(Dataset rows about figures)
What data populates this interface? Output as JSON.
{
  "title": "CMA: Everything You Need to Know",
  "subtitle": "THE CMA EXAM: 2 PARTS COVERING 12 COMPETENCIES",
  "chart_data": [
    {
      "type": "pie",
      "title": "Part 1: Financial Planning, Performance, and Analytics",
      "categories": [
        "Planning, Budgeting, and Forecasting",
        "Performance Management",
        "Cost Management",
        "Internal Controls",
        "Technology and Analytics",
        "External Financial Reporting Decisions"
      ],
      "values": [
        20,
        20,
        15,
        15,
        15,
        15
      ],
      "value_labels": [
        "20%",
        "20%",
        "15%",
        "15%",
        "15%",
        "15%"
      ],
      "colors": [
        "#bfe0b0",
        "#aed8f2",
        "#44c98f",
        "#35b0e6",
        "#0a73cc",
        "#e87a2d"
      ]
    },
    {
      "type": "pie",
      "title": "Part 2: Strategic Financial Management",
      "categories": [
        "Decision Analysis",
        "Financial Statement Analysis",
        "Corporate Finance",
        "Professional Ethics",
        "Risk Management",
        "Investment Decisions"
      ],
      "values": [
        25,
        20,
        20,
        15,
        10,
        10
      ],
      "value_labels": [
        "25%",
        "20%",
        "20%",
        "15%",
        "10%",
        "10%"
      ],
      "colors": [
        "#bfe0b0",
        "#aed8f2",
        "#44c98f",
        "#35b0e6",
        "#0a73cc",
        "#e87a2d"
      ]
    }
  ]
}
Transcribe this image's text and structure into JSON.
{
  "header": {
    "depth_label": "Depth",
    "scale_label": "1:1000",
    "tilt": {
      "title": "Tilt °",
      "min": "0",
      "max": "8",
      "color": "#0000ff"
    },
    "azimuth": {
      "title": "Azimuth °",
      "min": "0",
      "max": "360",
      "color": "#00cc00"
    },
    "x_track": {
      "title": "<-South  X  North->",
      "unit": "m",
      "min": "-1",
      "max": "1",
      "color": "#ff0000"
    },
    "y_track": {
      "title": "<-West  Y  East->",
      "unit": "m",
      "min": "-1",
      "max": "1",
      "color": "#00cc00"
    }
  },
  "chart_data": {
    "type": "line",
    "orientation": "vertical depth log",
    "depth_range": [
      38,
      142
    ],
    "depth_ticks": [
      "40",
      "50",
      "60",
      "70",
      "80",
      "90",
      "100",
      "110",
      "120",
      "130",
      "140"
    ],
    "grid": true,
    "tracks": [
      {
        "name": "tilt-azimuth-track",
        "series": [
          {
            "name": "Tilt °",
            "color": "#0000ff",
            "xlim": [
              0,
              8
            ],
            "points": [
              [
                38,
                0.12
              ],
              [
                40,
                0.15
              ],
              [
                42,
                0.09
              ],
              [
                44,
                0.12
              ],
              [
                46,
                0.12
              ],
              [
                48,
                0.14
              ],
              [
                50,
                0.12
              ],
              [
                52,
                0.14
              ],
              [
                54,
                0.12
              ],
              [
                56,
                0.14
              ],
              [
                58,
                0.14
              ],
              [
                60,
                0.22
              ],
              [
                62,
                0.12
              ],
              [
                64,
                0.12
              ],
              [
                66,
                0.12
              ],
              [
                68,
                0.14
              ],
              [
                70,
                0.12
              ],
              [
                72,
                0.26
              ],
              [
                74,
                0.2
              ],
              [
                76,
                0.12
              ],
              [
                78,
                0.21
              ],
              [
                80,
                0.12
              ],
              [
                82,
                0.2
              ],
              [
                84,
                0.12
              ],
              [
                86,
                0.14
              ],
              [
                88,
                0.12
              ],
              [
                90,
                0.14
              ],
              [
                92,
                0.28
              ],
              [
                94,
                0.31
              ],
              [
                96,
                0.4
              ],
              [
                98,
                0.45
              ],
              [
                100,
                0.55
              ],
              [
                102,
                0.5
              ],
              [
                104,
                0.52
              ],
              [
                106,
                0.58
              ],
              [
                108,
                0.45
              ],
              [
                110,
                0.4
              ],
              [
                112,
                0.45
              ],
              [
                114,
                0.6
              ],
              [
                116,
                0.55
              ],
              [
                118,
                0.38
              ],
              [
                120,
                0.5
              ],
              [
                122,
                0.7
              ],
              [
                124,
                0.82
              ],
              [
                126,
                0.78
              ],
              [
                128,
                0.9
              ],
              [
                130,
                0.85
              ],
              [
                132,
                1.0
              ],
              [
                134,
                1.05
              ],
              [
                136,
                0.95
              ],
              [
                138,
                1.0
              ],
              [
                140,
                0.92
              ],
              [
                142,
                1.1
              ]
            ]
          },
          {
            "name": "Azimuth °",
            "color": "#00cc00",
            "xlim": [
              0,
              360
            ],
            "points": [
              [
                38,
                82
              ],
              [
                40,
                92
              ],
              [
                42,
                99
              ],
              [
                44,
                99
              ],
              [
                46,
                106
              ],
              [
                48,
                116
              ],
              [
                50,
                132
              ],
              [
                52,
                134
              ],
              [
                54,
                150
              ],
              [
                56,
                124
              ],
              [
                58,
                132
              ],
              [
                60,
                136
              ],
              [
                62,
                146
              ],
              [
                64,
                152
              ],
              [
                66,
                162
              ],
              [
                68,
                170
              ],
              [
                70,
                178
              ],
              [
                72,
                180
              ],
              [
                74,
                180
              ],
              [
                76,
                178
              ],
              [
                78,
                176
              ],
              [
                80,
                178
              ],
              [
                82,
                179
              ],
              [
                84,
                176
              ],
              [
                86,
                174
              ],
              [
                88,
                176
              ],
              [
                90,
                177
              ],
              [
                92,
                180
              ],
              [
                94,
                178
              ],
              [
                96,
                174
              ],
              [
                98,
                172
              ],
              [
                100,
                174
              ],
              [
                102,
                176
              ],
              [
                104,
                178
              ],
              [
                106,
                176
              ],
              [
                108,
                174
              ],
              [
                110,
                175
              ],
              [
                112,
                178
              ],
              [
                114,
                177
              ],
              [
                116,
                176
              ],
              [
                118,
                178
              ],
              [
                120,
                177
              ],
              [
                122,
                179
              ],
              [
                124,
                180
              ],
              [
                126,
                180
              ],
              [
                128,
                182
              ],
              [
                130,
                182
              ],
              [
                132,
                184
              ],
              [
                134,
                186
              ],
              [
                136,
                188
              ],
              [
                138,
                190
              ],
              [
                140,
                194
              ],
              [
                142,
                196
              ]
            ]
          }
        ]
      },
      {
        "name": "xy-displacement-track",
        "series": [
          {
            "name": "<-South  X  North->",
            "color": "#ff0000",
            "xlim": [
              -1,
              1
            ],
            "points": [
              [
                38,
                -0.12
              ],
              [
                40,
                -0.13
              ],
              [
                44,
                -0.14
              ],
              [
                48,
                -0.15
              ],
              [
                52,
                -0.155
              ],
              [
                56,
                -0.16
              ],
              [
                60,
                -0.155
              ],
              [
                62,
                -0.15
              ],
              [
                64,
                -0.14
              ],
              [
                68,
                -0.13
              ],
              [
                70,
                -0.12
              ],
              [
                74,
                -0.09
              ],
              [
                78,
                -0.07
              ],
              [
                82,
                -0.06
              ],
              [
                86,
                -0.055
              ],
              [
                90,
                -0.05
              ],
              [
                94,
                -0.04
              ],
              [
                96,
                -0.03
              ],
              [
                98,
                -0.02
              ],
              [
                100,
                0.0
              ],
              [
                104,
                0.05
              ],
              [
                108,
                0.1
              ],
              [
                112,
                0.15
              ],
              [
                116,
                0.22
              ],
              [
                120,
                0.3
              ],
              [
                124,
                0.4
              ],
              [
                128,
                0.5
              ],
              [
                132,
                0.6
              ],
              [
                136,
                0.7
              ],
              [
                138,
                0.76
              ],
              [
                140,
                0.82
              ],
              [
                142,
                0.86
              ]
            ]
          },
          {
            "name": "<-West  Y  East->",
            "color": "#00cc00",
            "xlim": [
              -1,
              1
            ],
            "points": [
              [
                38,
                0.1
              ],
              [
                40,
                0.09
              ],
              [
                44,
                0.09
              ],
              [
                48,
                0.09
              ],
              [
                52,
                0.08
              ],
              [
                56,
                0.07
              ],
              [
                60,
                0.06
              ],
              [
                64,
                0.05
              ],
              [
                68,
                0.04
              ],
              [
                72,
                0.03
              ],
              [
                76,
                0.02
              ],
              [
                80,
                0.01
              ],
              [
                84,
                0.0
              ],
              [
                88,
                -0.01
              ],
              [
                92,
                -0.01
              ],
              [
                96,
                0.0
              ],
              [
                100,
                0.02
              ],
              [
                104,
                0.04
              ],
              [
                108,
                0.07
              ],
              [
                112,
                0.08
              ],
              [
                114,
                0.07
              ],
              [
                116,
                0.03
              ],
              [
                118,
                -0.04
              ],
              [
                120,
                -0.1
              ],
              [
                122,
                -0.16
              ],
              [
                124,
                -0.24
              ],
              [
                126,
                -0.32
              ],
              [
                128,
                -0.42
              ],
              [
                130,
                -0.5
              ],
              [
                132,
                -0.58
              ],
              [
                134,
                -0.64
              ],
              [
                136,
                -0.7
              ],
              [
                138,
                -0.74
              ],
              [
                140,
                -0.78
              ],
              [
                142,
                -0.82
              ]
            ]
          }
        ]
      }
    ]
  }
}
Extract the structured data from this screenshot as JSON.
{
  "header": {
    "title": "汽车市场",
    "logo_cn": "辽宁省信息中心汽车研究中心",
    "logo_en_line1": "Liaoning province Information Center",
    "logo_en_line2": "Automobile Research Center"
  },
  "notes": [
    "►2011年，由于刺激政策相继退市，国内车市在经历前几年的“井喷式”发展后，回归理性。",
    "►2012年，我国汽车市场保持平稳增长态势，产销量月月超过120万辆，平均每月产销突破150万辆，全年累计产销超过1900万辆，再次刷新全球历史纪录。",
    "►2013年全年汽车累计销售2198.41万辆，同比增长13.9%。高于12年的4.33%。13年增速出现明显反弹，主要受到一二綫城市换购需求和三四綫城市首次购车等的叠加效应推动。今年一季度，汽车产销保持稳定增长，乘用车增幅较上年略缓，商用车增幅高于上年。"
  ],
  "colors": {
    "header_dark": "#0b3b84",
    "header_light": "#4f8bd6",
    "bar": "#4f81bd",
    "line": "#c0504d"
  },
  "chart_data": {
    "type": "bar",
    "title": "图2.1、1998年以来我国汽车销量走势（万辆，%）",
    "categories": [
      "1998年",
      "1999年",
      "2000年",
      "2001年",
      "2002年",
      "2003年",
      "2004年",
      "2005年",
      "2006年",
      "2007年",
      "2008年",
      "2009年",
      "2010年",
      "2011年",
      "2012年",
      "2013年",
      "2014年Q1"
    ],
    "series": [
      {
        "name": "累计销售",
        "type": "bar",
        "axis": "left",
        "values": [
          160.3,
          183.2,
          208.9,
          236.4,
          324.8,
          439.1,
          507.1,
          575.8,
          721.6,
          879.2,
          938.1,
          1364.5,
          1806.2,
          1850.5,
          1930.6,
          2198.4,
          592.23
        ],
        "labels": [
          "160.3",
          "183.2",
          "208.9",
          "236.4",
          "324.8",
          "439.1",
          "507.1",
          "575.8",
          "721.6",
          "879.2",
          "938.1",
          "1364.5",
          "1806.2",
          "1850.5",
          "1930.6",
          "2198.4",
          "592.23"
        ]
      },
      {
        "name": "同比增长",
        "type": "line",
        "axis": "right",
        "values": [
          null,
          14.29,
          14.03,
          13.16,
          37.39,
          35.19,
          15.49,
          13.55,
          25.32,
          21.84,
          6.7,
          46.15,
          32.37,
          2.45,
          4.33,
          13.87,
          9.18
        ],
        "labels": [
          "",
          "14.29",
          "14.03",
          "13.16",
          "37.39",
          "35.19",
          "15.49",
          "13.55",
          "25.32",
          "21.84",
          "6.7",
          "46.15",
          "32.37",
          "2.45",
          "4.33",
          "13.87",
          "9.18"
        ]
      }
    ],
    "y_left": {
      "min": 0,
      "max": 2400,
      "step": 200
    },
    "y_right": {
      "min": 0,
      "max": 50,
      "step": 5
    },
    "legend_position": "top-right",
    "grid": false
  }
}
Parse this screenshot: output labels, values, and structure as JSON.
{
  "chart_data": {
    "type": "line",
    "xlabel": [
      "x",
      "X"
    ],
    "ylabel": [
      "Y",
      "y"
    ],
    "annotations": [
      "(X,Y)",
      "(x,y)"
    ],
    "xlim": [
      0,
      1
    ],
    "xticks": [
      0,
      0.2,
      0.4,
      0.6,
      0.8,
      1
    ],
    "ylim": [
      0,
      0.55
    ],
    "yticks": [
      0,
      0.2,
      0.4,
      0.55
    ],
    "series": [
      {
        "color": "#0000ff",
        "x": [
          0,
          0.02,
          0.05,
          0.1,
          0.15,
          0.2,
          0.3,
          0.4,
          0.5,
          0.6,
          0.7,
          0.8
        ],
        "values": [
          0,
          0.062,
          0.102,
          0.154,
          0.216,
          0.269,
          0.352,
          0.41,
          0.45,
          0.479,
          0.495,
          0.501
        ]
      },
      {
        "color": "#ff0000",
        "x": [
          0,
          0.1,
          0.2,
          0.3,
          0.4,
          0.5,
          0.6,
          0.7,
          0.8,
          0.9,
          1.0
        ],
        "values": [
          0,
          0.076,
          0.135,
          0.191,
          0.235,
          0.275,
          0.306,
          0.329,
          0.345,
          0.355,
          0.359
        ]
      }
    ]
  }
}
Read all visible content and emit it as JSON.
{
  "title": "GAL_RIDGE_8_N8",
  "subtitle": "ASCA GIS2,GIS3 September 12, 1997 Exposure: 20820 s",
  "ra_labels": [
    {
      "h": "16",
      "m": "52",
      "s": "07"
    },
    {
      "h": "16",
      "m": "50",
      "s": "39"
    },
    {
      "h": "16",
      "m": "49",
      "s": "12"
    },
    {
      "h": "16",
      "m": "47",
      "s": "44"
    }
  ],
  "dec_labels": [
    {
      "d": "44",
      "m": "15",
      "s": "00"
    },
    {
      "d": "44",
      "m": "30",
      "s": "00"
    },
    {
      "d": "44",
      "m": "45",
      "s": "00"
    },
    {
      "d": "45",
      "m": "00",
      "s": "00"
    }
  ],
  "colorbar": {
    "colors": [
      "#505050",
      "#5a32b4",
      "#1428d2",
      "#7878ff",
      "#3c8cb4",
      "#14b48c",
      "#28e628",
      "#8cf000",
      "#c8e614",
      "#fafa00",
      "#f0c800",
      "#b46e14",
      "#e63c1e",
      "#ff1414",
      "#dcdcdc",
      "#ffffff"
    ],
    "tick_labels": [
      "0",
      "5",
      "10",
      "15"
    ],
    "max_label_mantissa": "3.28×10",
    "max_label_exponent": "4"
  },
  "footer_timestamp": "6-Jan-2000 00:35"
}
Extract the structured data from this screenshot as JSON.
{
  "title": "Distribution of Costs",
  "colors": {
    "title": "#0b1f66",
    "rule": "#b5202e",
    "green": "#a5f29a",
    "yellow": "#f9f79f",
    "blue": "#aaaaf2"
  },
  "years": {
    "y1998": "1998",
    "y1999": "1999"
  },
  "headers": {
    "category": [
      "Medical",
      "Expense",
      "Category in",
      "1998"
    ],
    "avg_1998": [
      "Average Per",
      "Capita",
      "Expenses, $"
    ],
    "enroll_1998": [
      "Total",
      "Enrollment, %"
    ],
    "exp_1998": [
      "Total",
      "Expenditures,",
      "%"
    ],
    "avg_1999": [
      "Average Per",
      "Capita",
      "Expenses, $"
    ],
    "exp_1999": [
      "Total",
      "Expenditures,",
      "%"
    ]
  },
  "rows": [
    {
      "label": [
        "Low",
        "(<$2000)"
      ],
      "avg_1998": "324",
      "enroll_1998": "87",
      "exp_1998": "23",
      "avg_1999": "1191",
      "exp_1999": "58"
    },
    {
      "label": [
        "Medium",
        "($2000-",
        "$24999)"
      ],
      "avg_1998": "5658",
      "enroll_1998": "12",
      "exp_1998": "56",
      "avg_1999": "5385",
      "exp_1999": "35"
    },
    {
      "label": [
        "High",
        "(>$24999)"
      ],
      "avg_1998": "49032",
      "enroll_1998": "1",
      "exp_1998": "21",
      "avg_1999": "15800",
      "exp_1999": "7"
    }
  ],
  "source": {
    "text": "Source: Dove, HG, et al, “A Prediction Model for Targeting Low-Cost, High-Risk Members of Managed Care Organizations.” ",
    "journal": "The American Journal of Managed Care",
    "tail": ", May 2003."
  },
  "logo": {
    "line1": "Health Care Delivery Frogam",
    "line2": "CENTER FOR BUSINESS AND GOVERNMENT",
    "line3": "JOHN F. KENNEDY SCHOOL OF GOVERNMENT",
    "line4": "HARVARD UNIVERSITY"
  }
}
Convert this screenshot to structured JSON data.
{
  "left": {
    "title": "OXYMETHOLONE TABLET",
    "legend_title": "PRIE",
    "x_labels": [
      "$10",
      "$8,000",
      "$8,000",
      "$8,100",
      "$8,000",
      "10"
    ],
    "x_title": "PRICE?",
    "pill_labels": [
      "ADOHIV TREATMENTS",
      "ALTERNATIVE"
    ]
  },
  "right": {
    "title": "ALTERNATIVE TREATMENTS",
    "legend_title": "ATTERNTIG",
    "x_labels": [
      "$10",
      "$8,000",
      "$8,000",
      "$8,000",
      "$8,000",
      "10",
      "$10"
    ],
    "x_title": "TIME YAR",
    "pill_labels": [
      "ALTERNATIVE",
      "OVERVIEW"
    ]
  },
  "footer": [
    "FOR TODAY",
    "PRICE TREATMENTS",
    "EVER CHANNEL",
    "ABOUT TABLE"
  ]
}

• Aim of the task:
Return all lines containing "type".

• Answer to this exercise:
      "type": "pie",
      "type": "pie",
    "type": "line",
    "type": "bar",
        "type": "bar",
        "type": "line",
    "type": "line",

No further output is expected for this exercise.